The data:
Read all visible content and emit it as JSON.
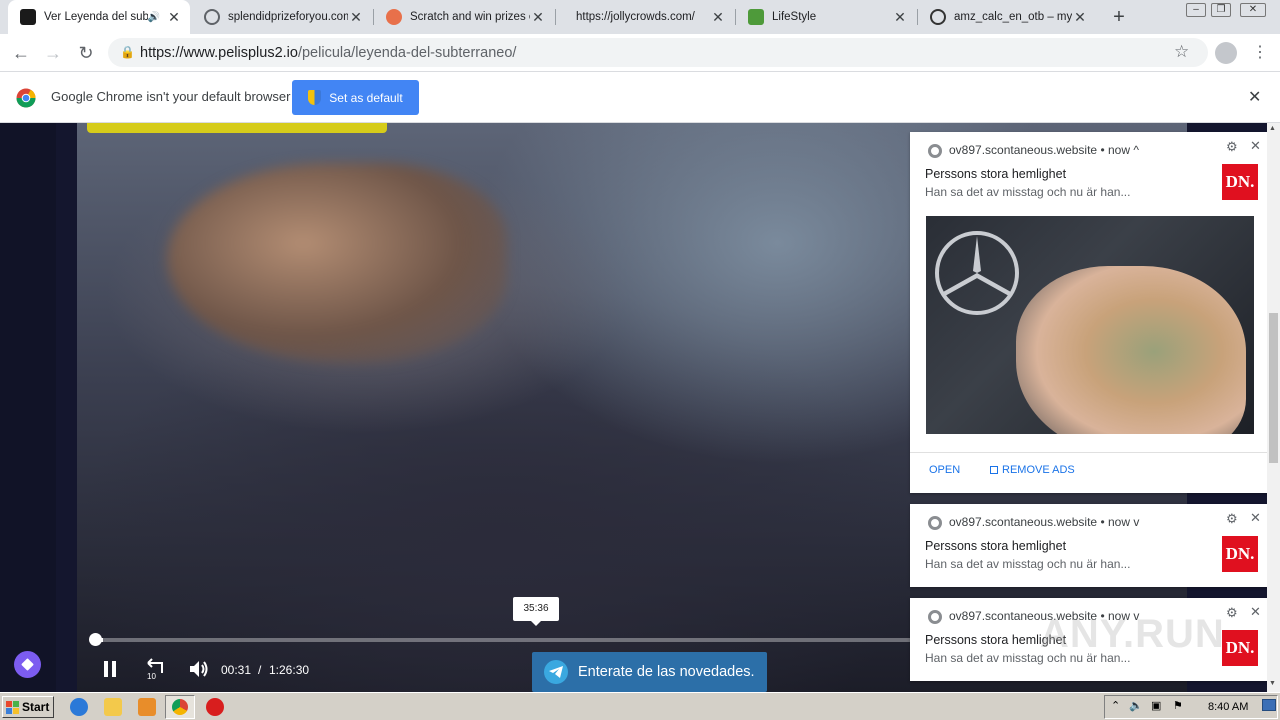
{
  "tabs": [
    {
      "title": "Ver Leyenda del sub",
      "active": true,
      "icon": "film-icon",
      "audio": true
    },
    {
      "title": "splendidprizeforyou.com",
      "active": false,
      "icon": "globe-icon"
    },
    {
      "title": "Scratch and win prizes e",
      "active": false,
      "icon": "splash-icon"
    },
    {
      "title": "https://jollycrowds.com/",
      "active": false,
      "icon": "none"
    },
    {
      "title": "LifeStyle",
      "active": false,
      "icon": "leaf-icon"
    },
    {
      "title": "amz_calc_en_otb – mysi",
      "active": false,
      "icon": "c-icon"
    }
  ],
  "address_bar": {
    "host": "https://www.pelisplus2.io",
    "path": "/pelicula/leyenda-del-subterraneo/"
  },
  "infobar": {
    "message": "Google Chrome isn't your default browser",
    "button_label": "Set as default"
  },
  "player": {
    "tooltip_time": "35:36",
    "current_time": "00:31",
    "separator": "/",
    "total_time": "1:26:30",
    "progress_fraction": 0.006,
    "telegram_label": "Enterate de las novedades."
  },
  "notifications": [
    {
      "origin": "ov897.scontaneous.website",
      "time": "now",
      "chevron": "^",
      "title": "Perssons stora hemlighet",
      "body": "Han sa det av misstag och nu är han...",
      "logo": "DN.",
      "expanded": true,
      "actions": [
        "OPEN",
        "REMOVE ADS"
      ]
    },
    {
      "origin": "ov897.scontaneous.website",
      "time": "now",
      "chevron": "v",
      "title": "Perssons stora hemlighet",
      "body": "Han sa det av misstag och nu är han...",
      "logo": "DN.",
      "expanded": false
    },
    {
      "origin": "ov897.scontaneous.website",
      "time": "now",
      "chevron": "v",
      "title": "Perssons stora hemlighet",
      "body": "Han sa det av misstag och nu är han...",
      "logo": "DN.",
      "expanded": false
    }
  ],
  "taskbar": {
    "start_label": "Start",
    "clock": "8:40 AM"
  },
  "watermark": "ANY.RUN",
  "colors": {
    "accent": "#4285f4",
    "dn_red": "#e0101f",
    "telegram": "#2c6fa8"
  }
}
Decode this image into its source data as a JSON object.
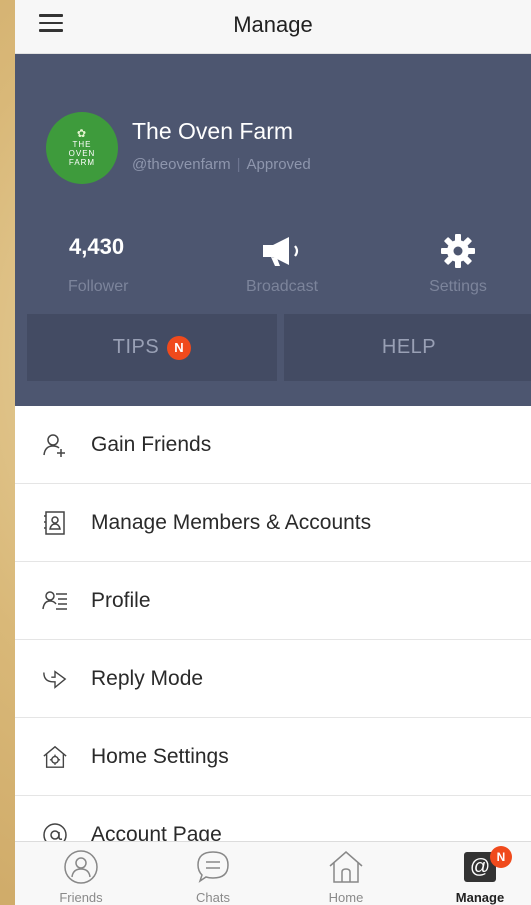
{
  "topbar": {
    "title": "Manage",
    "menu_icon": "hamburger-icon"
  },
  "profile": {
    "name": "The Oven Farm",
    "handle": "@theovenfarm",
    "status": "Approved",
    "logo_text": [
      "THE",
      "OVEN",
      "FARM"
    ]
  },
  "stats": {
    "followers_value": "4,430",
    "followers_label": "Follower",
    "broadcast_label": "Broadcast",
    "settings_label": "Settings"
  },
  "tabs": {
    "tips_label": "TIPS",
    "tips_badge": "N",
    "help_label": "HELP"
  },
  "menu": {
    "items": [
      {
        "label": "Gain Friends",
        "icon": "add-person-icon"
      },
      {
        "label": "Manage Members & Accounts",
        "icon": "member-card-icon"
      },
      {
        "label": "Profile",
        "icon": "profile-list-icon"
      },
      {
        "label": "Reply Mode",
        "icon": "reply-arrow-icon"
      },
      {
        "label": "Home Settings",
        "icon": "home-gear-icon"
      },
      {
        "label": "Account Page",
        "icon": "at-circle-icon"
      }
    ]
  },
  "bottomnav": {
    "friends_label": "Friends",
    "chats_label": "Chats",
    "home_label": "Home",
    "manage_label": "Manage",
    "manage_badge": "N"
  },
  "colors": {
    "card_bg": "#4d5670",
    "tab_bg": "#434b63",
    "badge": "#f04a1c",
    "avatar_green": "#3e9b3c"
  }
}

Task objective: Give every record again exactly, apart from the pictures, which stay out.

Answer to the problem:
Read all visible content and emit it as JSON.
{
  "tabs": [
    {
      "title": "Ver Leyenda del sub",
      "active": true,
      "icon": "film-icon",
      "audio": true
    },
    {
      "title": "splendidprizeforyou.com",
      "active": false,
      "icon": "globe-icon"
    },
    {
      "title": "Scratch and win prizes e",
      "active": false,
      "icon": "splash-icon"
    },
    {
      "title": "https://jollycrowds.com/",
      "active": false,
      "icon": "none"
    },
    {
      "title": "LifeStyle",
      "active": false,
      "icon": "leaf-icon"
    },
    {
      "title": "amz_calc_en_otb – mysi",
      "active": false,
      "icon": "c-icon"
    }
  ],
  "address_bar": {
    "host": "https://www.pelisplus2.io",
    "path": "/pelicula/leyenda-del-subterraneo/"
  },
  "infobar": {
    "message": "Google Chrome isn't your default browser",
    "button_label": "Set as default"
  },
  "player": {
    "tooltip_time": "35:36",
    "current_time": "00:31",
    "separator": "/",
    "total_time": "1:26:30",
    "progress_fraction": 0.006,
    "telegram_label": "Enterate de las novedades."
  },
  "notifications": [
    {
      "origin": "ov897.scontaneous.website",
      "time": "now",
      "chevron": "^",
      "title": "Perssons stora hemlighet",
      "body": "Han sa det av misstag och nu är han...",
      "logo": "DN.",
      "expanded": true,
      "actions": [
        "OPEN",
        "REMOVE ADS"
      ]
    },
    {
      "origin": "ov897.scontaneous.website",
      "time": "now",
      "chevron": "v",
      "title": "Perssons stora hemlighet",
      "body": "Han sa det av misstag och nu är han...",
      "logo": "DN.",
      "expanded": false
    },
    {
      "origin": "ov897.scontaneous.website",
      "time": "now",
      "chevron": "v",
      "title": "Perssons stora hemlighet",
      "body": "Han sa det av misstag och nu är han...",
      "logo": "DN.",
      "expanded": false
    }
  ],
  "taskbar": {
    "start_label": "Start",
    "clock": "8:40 AM"
  },
  "watermark": "ANY.RUN",
  "colors": {
    "accent": "#4285f4",
    "dn_red": "#e0101f",
    "telegram": "#2c6fa8"
  }
}
Decode this image into its source data as a JSON object.
{
  "topbar": {
    "title": "Manage",
    "menu_icon": "hamburger-icon"
  },
  "profile": {
    "name": "The Oven Farm",
    "handle": "@theovenfarm",
    "status": "Approved",
    "logo_text": [
      "THE",
      "OVEN",
      "FARM"
    ]
  },
  "stats": {
    "followers_value": "4,430",
    "followers_label": "Follower",
    "broadcast_label": "Broadcast",
    "settings_label": "Settings"
  },
  "tabs": {
    "tips_label": "TIPS",
    "tips_badge": "N",
    "help_label": "HELP"
  },
  "menu": {
    "items": [
      {
        "label": "Gain Friends",
        "icon": "add-person-icon"
      },
      {
        "label": "Manage Members & Accounts",
        "icon": "member-card-icon"
      },
      {
        "label": "Profile",
        "icon": "profile-list-icon"
      },
      {
        "label": "Reply Mode",
        "icon": "reply-arrow-icon"
      },
      {
        "label": "Home Settings",
        "icon": "home-gear-icon"
      },
      {
        "label": "Account Page",
        "icon": "at-circle-icon"
      }
    ]
  },
  "bottomnav": {
    "friends_label": "Friends",
    "chats_label": "Chats",
    "home_label": "Home",
    "manage_label": "Manage",
    "manage_badge": "N"
  },
  "colors": {
    "card_bg": "#4d5670",
    "tab_bg": "#434b63",
    "badge": "#f04a1c",
    "avatar_green": "#3e9b3c"
  }
}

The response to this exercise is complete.